TASK REQUIREMENTS.
What follows is a set of entries. Repeat them exactly, but not their pictures.

ENTRIES SHOWN.
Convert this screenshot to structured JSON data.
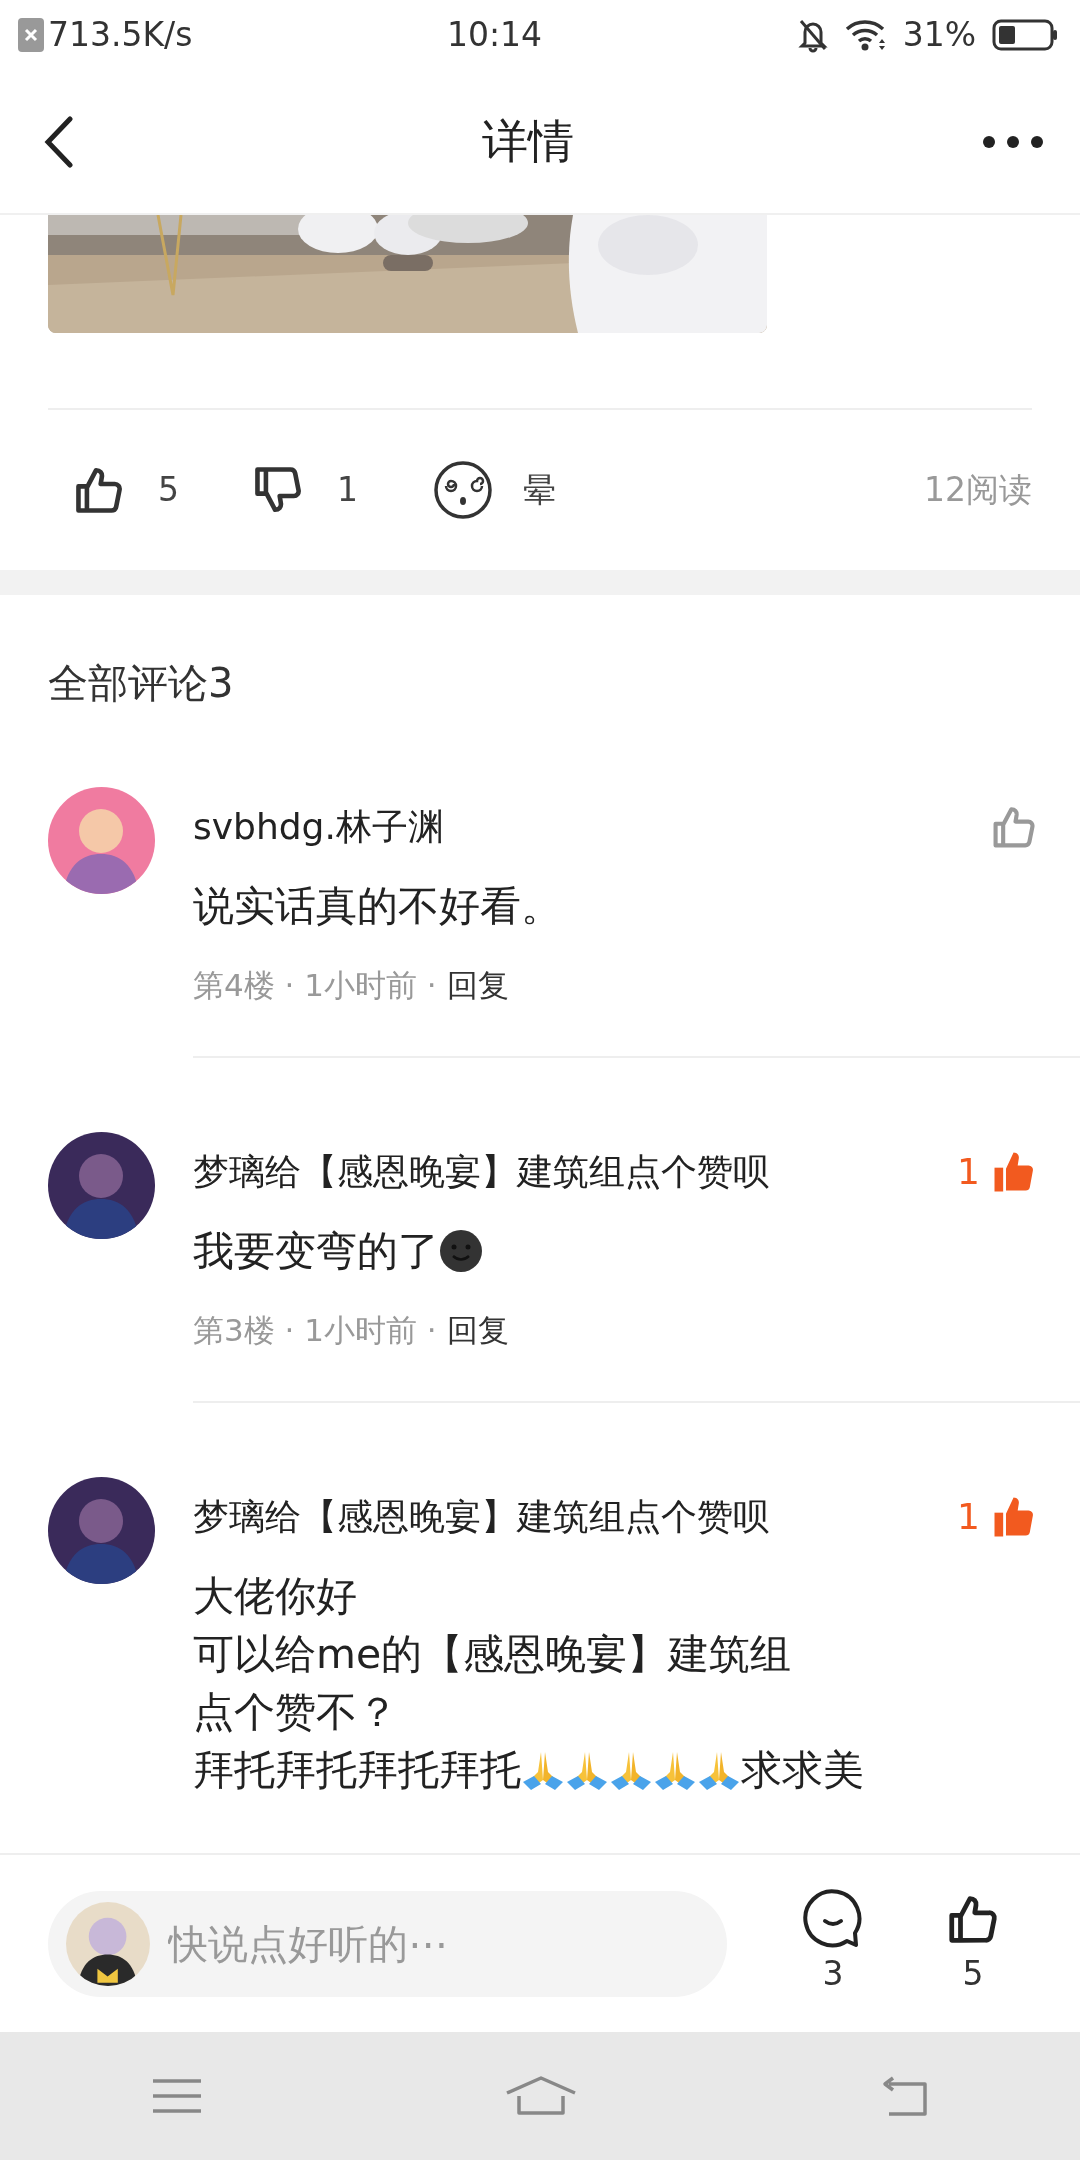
{
  "status_bar": {
    "net_speed": "713.5K/s",
    "time": "10:14",
    "battery": "31%"
  },
  "header": {
    "title": "详情"
  },
  "post": {
    "reactions": [
      {
        "kind": "like",
        "count": "5"
      },
      {
        "kind": "dislike",
        "count": "1"
      },
      {
        "kind": "dizzy",
        "label": "晕"
      }
    ],
    "views": "12阅读"
  },
  "comments_heading": "全部评论3",
  "comments": [
    {
      "author": "svbhdg.林子渊",
      "liked": false,
      "body": [
        [
          {
            "kind": "text",
            "text": "说实话真的不好看。"
          }
        ]
      ],
      "meta": "第4楼 · 1小时前 ·",
      "reply": "回复"
    },
    {
      "author": "梦璃给【感恩晚宴】建筑组点个赞呗",
      "liked": true,
      "likes": "1",
      "body": [
        [
          {
            "kind": "text",
            "text": "我要变弯的了"
          },
          {
            "kind": "smiley"
          }
        ]
      ],
      "meta": "第3楼 · 1小时前 ·",
      "reply": "回复"
    },
    {
      "author": "梦璃给【感恩晚宴】建筑组点个赞呗",
      "liked": true,
      "likes": "1",
      "body": [
        [
          {
            "kind": "text",
            "text": "大佬你好"
          }
        ],
        [
          {
            "kind": "text",
            "text": "可以给me的【感恩晚宴】建筑组"
          }
        ],
        [
          {
            "kind": "text",
            "text": "点个赞不？"
          }
        ],
        [
          {
            "kind": "text",
            "text": "拜托拜托拜托拜托"
          },
          {
            "kind": "pray"
          },
          {
            "kind": "pray"
          },
          {
            "kind": "pray"
          },
          {
            "kind": "pray"
          },
          {
            "kind": "pray"
          },
          {
            "kind": "text",
            "text": "求求美"
          }
        ]
      ]
    }
  ],
  "bottom_bar": {
    "placeholder": "快说点好听的⋯",
    "comment_count": "3",
    "like_count": "5"
  }
}
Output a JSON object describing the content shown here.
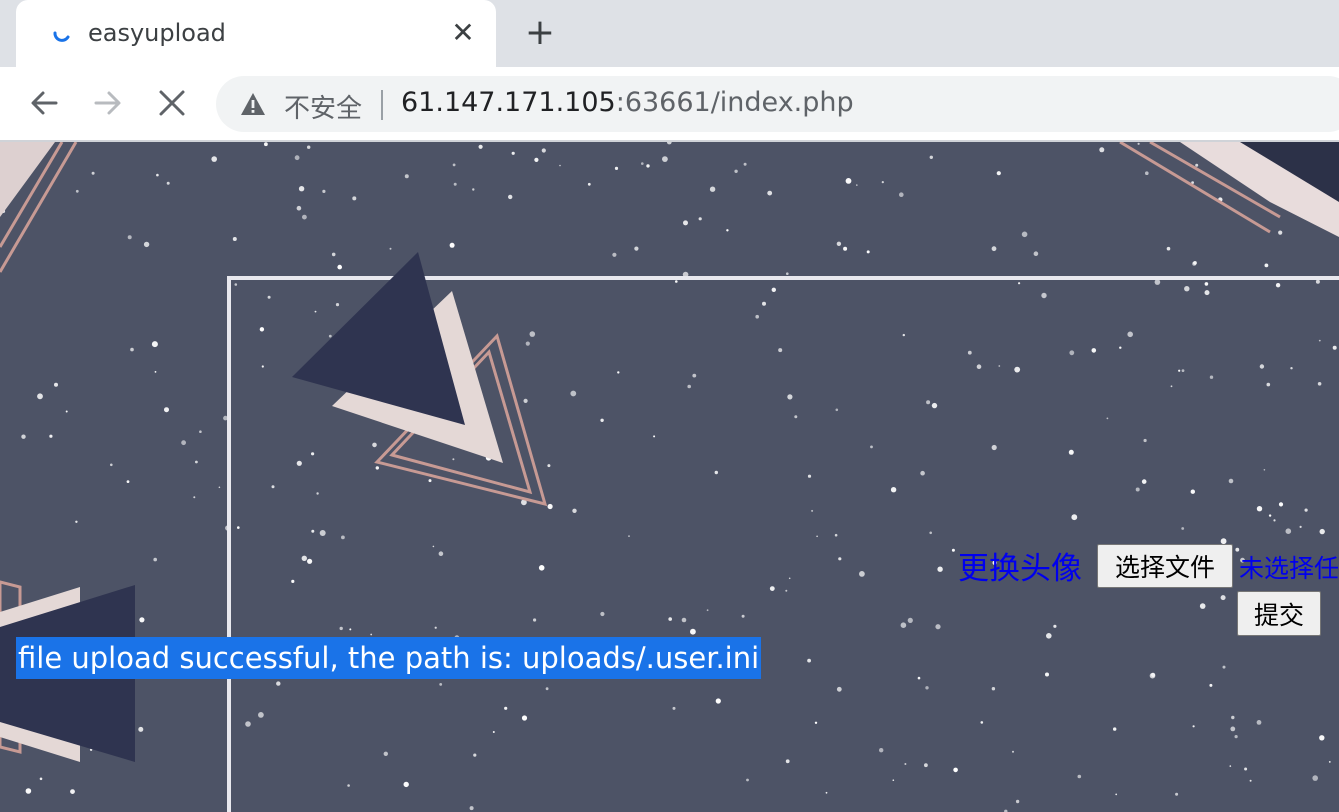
{
  "browser": {
    "tab": {
      "title": "easyupload",
      "close_glyph": "✕",
      "loading_icon": "spinner-icon"
    },
    "new_tab_glyph": "+",
    "nav": {
      "back_icon": "arrow-left-icon",
      "forward_icon": "arrow-right-icon",
      "stop_icon": "close-icon"
    },
    "omnibox": {
      "security_label": "不安全",
      "url_host": "61.147.171.105",
      "url_rest": ":63661/index.php"
    }
  },
  "page": {
    "background_color": "#4d5366",
    "upload_form": {
      "label": "更换头像",
      "choose_file_label": "选择文件",
      "no_file_text": "未选择任",
      "submit_label": "提交"
    },
    "result_message": "file upload successful, the path is: uploads/.user.ini"
  }
}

SOLUTION BELOW.
Convert this screenshot to structured JSON data.
{
  "status_bar": {
    "net_speed": "713.5K/s",
    "time": "10:14",
    "battery": "31%"
  },
  "header": {
    "title": "详情"
  },
  "post": {
    "reactions": [
      {
        "kind": "like",
        "count": "5"
      },
      {
        "kind": "dislike",
        "count": "1"
      },
      {
        "kind": "dizzy",
        "label": "晕"
      }
    ],
    "views": "12阅读"
  },
  "comments_heading": "全部评论3",
  "comments": [
    {
      "author": "svbhdg.林子渊",
      "liked": false,
      "body": [
        [
          {
            "kind": "text",
            "text": "说实话真的不好看。"
          }
        ]
      ],
      "meta": "第4楼 · 1小时前 ·",
      "reply": "回复"
    },
    {
      "author": "梦璃给【感恩晚宴】建筑组点个赞呗",
      "liked": true,
      "likes": "1",
      "body": [
        [
          {
            "kind": "text",
            "text": "我要变弯的了"
          },
          {
            "kind": "smiley"
          }
        ]
      ],
      "meta": "第3楼 · 1小时前 ·",
      "reply": "回复"
    },
    {
      "author": "梦璃给【感恩晚宴】建筑组点个赞呗",
      "liked": true,
      "likes": "1",
      "body": [
        [
          {
            "kind": "text",
            "text": "大佬你好"
          }
        ],
        [
          {
            "kind": "text",
            "text": "可以给me的【感恩晚宴】建筑组"
          }
        ],
        [
          {
            "kind": "text",
            "text": "点个赞不？"
          }
        ],
        [
          {
            "kind": "text",
            "text": "拜托拜托拜托拜托"
          },
          {
            "kind": "pray"
          },
          {
            "kind": "pray"
          },
          {
            "kind": "pray"
          },
          {
            "kind": "pray"
          },
          {
            "kind": "pray"
          },
          {
            "kind": "text",
            "text": "求求美"
          }
        ]
      ]
    }
  ],
  "bottom_bar": {
    "placeholder": "快说点好听的⋯",
    "comment_count": "3",
    "like_count": "5"
  }
}
Output a JSON object describing the content shown here.
{
  "browser": {
    "tab": {
      "title": "easyupload",
      "close_glyph": "✕",
      "loading_icon": "spinner-icon"
    },
    "new_tab_glyph": "+",
    "nav": {
      "back_icon": "arrow-left-icon",
      "forward_icon": "arrow-right-icon",
      "stop_icon": "close-icon"
    },
    "omnibox": {
      "security_label": "不安全",
      "url_host": "61.147.171.105",
      "url_rest": ":63661/index.php"
    }
  },
  "page": {
    "background_color": "#4d5366",
    "upload_form": {
      "label": "更换头像",
      "choose_file_label": "选择文件",
      "no_file_text": "未选择任",
      "submit_label": "提交"
    },
    "result_message": "file upload successful, the path is: uploads/.user.ini"
  }
}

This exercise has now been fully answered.